## WHAT IS EXPECTED
Without further comment, state how many lines in the listing below contain the word "header".

## DATA FOR THE TASK

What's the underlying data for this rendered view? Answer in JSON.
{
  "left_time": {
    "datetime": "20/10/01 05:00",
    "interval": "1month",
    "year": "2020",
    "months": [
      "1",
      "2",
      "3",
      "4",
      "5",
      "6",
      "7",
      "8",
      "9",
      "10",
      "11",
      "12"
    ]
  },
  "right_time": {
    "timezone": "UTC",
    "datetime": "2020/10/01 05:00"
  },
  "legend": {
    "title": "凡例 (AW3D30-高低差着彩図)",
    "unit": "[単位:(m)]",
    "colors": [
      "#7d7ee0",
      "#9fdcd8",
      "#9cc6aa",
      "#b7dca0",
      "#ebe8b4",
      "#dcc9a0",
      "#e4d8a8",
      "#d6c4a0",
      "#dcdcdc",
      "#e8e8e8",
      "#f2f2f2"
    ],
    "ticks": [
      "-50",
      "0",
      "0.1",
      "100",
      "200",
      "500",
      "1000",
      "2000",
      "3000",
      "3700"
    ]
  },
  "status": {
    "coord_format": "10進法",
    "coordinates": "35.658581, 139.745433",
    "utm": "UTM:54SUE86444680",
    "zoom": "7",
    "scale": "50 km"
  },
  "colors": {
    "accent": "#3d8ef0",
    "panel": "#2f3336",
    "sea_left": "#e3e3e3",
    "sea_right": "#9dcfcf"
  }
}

...

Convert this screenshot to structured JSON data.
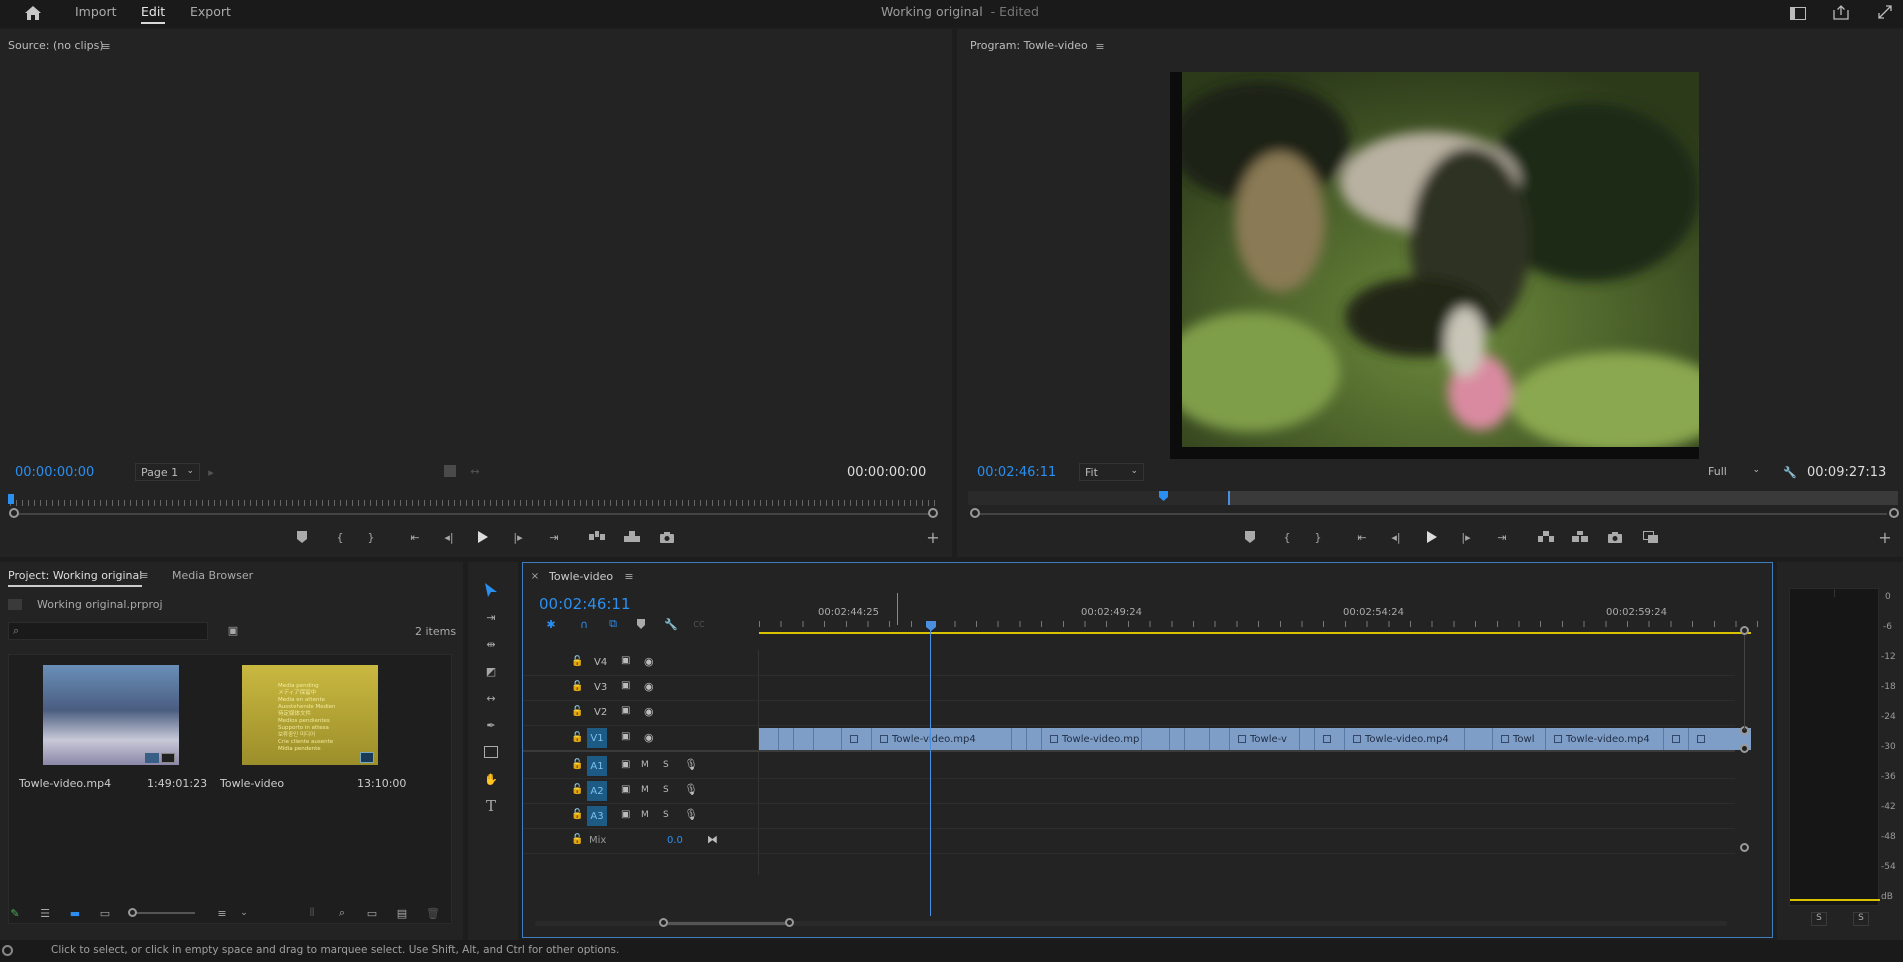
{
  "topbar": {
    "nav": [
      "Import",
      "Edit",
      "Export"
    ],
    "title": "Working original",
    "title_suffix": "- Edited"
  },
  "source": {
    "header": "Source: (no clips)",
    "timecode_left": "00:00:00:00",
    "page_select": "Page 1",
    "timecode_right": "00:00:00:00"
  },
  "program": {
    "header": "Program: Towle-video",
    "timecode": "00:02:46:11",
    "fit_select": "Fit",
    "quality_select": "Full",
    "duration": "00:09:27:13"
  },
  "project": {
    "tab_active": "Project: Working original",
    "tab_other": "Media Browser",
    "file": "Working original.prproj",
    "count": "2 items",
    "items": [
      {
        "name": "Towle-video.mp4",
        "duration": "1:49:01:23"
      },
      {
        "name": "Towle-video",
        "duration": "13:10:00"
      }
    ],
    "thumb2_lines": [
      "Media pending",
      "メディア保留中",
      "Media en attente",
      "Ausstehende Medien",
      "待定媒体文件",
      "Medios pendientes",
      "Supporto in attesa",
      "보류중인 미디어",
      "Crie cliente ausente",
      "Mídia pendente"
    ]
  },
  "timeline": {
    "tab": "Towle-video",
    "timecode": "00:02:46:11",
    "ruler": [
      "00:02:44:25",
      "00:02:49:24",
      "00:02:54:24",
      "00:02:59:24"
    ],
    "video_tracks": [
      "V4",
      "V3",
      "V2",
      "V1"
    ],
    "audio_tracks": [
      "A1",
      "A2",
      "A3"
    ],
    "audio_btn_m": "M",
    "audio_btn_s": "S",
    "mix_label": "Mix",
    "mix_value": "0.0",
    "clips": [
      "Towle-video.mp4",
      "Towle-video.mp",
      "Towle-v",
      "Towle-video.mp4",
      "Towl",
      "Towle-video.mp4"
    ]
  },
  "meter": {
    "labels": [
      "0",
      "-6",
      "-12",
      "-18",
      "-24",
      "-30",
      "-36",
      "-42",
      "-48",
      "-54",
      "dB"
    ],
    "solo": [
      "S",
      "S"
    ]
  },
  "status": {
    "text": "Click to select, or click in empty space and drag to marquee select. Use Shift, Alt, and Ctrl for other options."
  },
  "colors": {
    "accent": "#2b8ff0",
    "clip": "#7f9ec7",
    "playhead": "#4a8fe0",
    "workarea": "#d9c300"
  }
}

## WRITTEN RESPONSE
2